▶ What you need to do
Report every line of the data that contains the string "frame".

Rows from a dataset of page layouts

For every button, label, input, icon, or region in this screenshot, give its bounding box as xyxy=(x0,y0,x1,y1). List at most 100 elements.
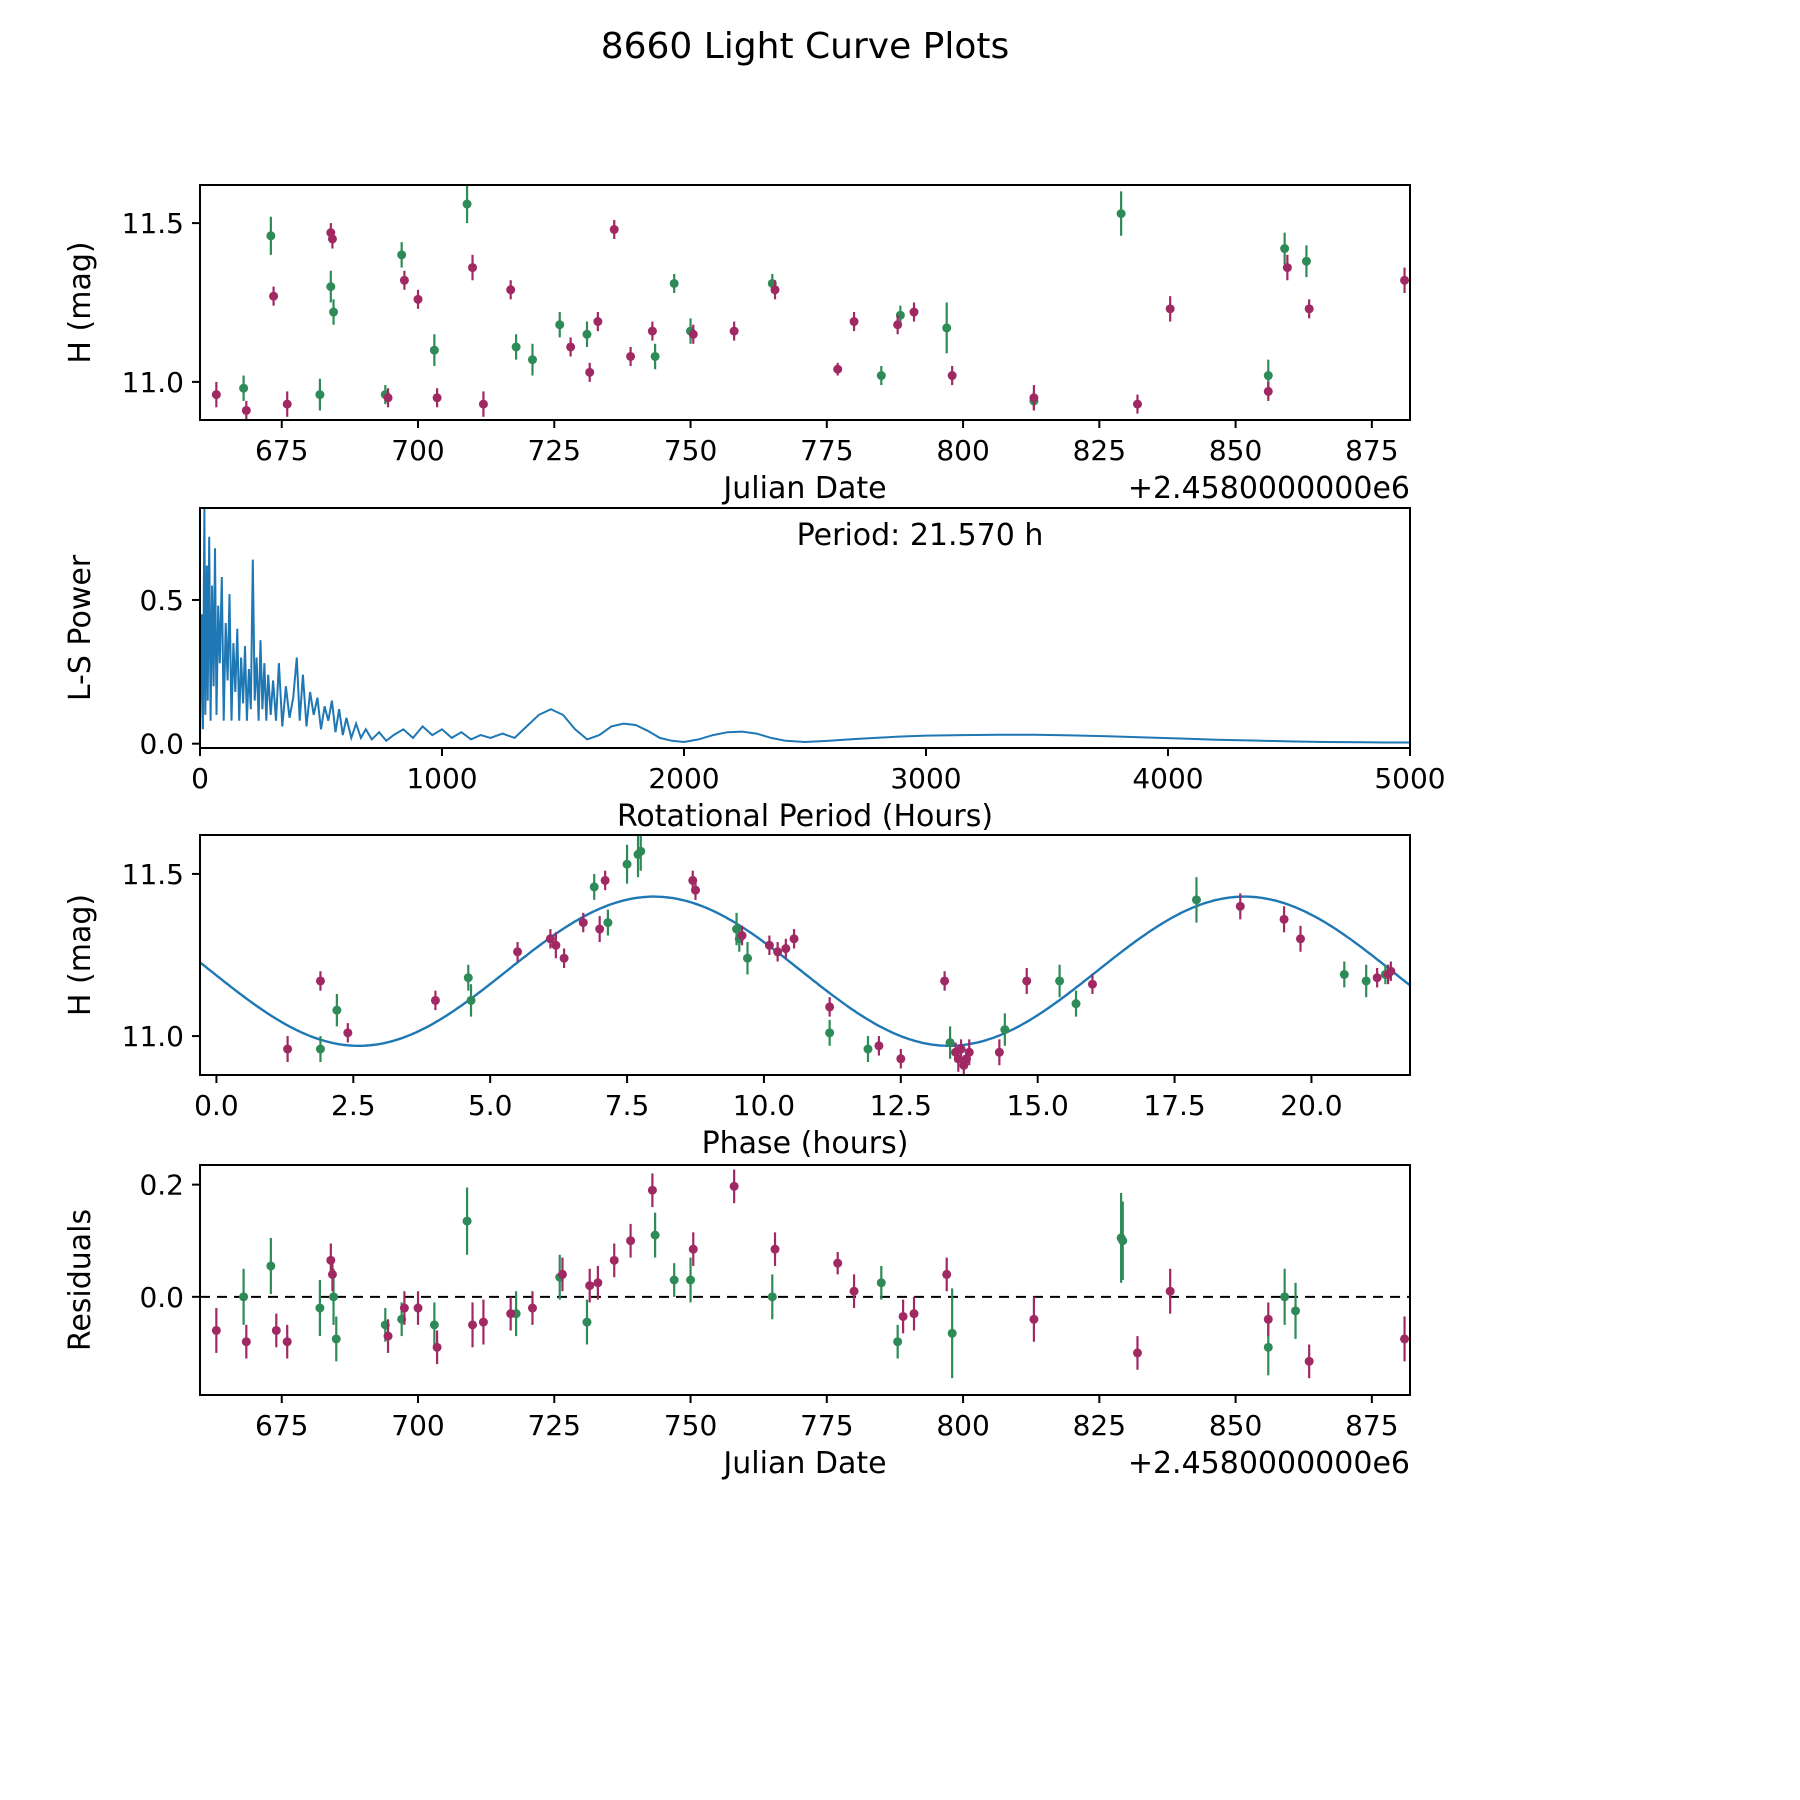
data-point xyxy=(1386,966,1396,976)
data-point xyxy=(956,1044,966,1054)
data-point xyxy=(863,1044,873,1054)
x-tick-label: 700 xyxy=(391,1409,444,1442)
x-tick-label: 725 xyxy=(528,1409,581,1442)
y-axis-label: L-S Power xyxy=(63,554,98,701)
x-tick-label: 825 xyxy=(1073,1409,1126,1442)
data-point xyxy=(506,285,516,295)
x-axis-label: Rotational Period (Hours) xyxy=(617,799,993,834)
data-point xyxy=(397,250,407,260)
data-point xyxy=(964,1047,974,1057)
data-point xyxy=(429,345,439,355)
data-point xyxy=(729,326,739,336)
data-point xyxy=(432,393,442,403)
data-point xyxy=(1282,263,1292,273)
data-point xyxy=(770,1244,780,1254)
data-point xyxy=(593,1278,603,1288)
data-point xyxy=(636,846,646,856)
data-point xyxy=(383,1331,393,1341)
data-point xyxy=(555,320,565,330)
y-axis-label: Residuals xyxy=(63,1209,98,1351)
x-tick-label: 850 xyxy=(1209,1409,1262,1442)
data-point xyxy=(329,1292,339,1302)
data-point xyxy=(603,918,613,928)
data-point xyxy=(266,1261,276,1271)
data-point xyxy=(770,285,780,295)
x-tick-label: 775 xyxy=(800,1409,853,1442)
data-point xyxy=(282,399,292,409)
data-point xyxy=(647,326,657,336)
x-tick-label: 750 xyxy=(664,1409,717,1442)
data-point xyxy=(909,307,919,317)
data-point xyxy=(462,1216,472,1226)
data-point xyxy=(1361,976,1371,986)
data-point xyxy=(466,995,476,1005)
data-point xyxy=(1029,393,1039,403)
x-tick-label: 675 xyxy=(255,434,308,467)
data-point xyxy=(849,317,859,327)
data-point xyxy=(511,342,521,352)
series-purple xyxy=(211,1169,1410,1379)
axes-frame xyxy=(199,507,1411,749)
data-point xyxy=(432,1342,442,1352)
axes-frame xyxy=(199,834,1411,1076)
data-point xyxy=(737,931,747,941)
data-point xyxy=(764,940,774,950)
data-point xyxy=(1071,999,1081,1009)
data-point xyxy=(315,1044,325,1054)
data-point xyxy=(940,976,950,986)
data-point xyxy=(241,1337,251,1347)
data-point xyxy=(1279,914,1289,924)
data-point xyxy=(557,1269,567,1279)
data-point xyxy=(269,291,279,301)
data-point xyxy=(1280,1292,1290,1302)
data-point xyxy=(1132,1348,1142,1358)
data-point xyxy=(331,1334,341,1344)
x-tick-label: 20.0 xyxy=(1280,1089,1342,1122)
data-point xyxy=(329,307,339,317)
x-tick-label: 825 xyxy=(1073,434,1126,467)
panel-residuals: 675 700 725 750 775 800 825 850 875 0.0 0.2 Julian … xyxy=(63,1164,1411,1481)
data-point xyxy=(527,355,537,365)
data-point xyxy=(343,1028,353,1038)
x-tick-label: 15.0 xyxy=(1007,1089,1069,1122)
data-point xyxy=(942,1269,952,1279)
data-point xyxy=(876,371,886,381)
x-axis-label: Phase (hours) xyxy=(702,1126,909,1161)
data-point xyxy=(595,924,605,934)
data-point xyxy=(383,393,393,403)
data-point xyxy=(506,1309,516,1319)
data-point xyxy=(462,199,472,209)
data-point xyxy=(585,367,595,377)
series-green xyxy=(239,1187,1301,1379)
data-point xyxy=(1339,969,1349,979)
data-point xyxy=(650,351,660,361)
data-point xyxy=(849,1286,859,1296)
data-point xyxy=(622,859,632,869)
data-point xyxy=(315,390,325,400)
data-point xyxy=(315,976,325,986)
data-point xyxy=(332,1005,342,1015)
data-point xyxy=(896,1054,906,1064)
data-point xyxy=(327,234,337,244)
data-point xyxy=(241,405,251,415)
x-tick-label: 800 xyxy=(936,434,989,467)
x-tick-label: 800 xyxy=(936,1409,989,1442)
data-point xyxy=(626,351,636,361)
data-point xyxy=(1301,256,1311,266)
data-point xyxy=(650,1230,660,1240)
data-point xyxy=(551,940,561,950)
panel-lightcurve: 675 700 725 750 775 800 825 850 875 11.0 11.5 Julia… xyxy=(63,184,1411,506)
data-point xyxy=(1165,1286,1175,1296)
data-point xyxy=(909,1309,919,1319)
data-point xyxy=(669,1275,679,1285)
data-point xyxy=(1029,1314,1039,1324)
y-tick-label: 0.5 xyxy=(139,584,184,617)
x-tick-label: 12.5 xyxy=(870,1089,932,1122)
data-point xyxy=(1304,1356,1314,1366)
data-point xyxy=(239,1292,249,1302)
data-point xyxy=(893,320,903,330)
x-tick-label: 1000 xyxy=(406,762,477,795)
data-point xyxy=(942,323,952,333)
data-point xyxy=(947,1328,957,1338)
data-point xyxy=(239,383,249,393)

▶ Answer to this task
axes-frame xyxy=(199,507,1411,749)
axes-frame xyxy=(199,834,1411,1076)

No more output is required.